[Begin Data excerpts]

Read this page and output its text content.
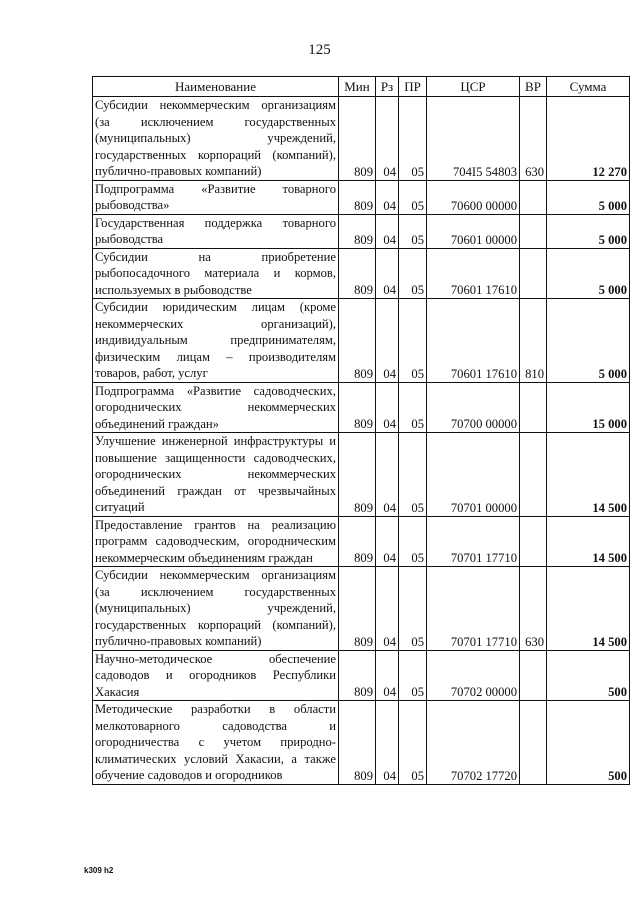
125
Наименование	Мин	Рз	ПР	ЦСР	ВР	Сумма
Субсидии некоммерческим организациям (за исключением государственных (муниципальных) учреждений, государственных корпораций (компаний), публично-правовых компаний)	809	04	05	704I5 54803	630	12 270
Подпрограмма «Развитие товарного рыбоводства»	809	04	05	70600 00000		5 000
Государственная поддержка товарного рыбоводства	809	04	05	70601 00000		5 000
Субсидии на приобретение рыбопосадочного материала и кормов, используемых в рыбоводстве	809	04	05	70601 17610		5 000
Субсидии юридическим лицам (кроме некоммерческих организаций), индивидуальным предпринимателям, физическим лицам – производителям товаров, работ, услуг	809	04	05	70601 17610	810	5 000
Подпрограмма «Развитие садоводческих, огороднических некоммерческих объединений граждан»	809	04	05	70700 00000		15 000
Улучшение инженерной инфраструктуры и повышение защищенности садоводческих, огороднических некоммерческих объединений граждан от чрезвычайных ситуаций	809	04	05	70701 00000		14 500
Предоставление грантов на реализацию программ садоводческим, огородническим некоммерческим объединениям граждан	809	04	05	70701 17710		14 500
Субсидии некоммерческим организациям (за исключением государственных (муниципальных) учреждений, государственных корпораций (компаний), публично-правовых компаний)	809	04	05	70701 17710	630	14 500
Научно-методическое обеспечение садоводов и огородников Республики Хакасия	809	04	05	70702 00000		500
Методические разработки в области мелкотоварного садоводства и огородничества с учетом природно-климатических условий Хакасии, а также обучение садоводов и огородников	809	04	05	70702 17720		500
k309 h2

[End Data excerpts]

#### [What you need to do]
Skip every picture and transcribe the data above exactly.

#### [Final answer]
Read this page and output its text content.
125
Наименование	Мин	Рз	ПР	ЦСР	ВР	Сумма
Субсидии некоммерческим организациям (за исключением государственных (муниципальных) учреждений, государственных корпораций (компаний), публично-правовых компаний)	809	04	05	704I5 54803	630	12 270
Подпрограмма «Развитие товарного рыбоводства»	809	04	05	70600 00000		5 000
Государственная поддержка товарного рыбоводства	809	04	05	70601 00000		5 000
Субсидии на приобретение рыбопосадочного материала и кормов, используемых в рыбоводстве	809	04	05	70601 17610		5 000
Субсидии юридическим лицам (кроме некоммерческих организаций), индивидуальным предпринимателям, физическим лицам – производителям товаров, работ, услуг	809	04	05	70601 17610	810	5 000
Подпрограмма «Развитие садоводческих, огороднических некоммерческих объединений граждан»	809	04	05	70700 00000		15 000
Улучшение инженерной инфраструктуры и повышение защищенности садоводческих, огороднических некоммерческих объединений граждан от чрезвычайных ситуаций	809	04	05	70701 00000		14 500
Предоставление грантов на реализацию программ садоводческим, огородническим некоммерческим объединениям граждан	809	04	05	70701 17710		14 500
Субсидии некоммерческим организациям (за исключением государственных (муниципальных) учреждений, государственных корпораций (компаний), публично-правовых компаний)	809	04	05	70701 17710	630	14 500
Научно-методическое обеспечение садоводов и огородников Республики Хакасия	809	04	05	70702 00000		500
Методические разработки в области мелкотоварного садоводства и огородничества с учетом природно-климатических условий Хакасии, а также обучение садоводов и огородников	809	04	05	70702 17720		500
k309 h2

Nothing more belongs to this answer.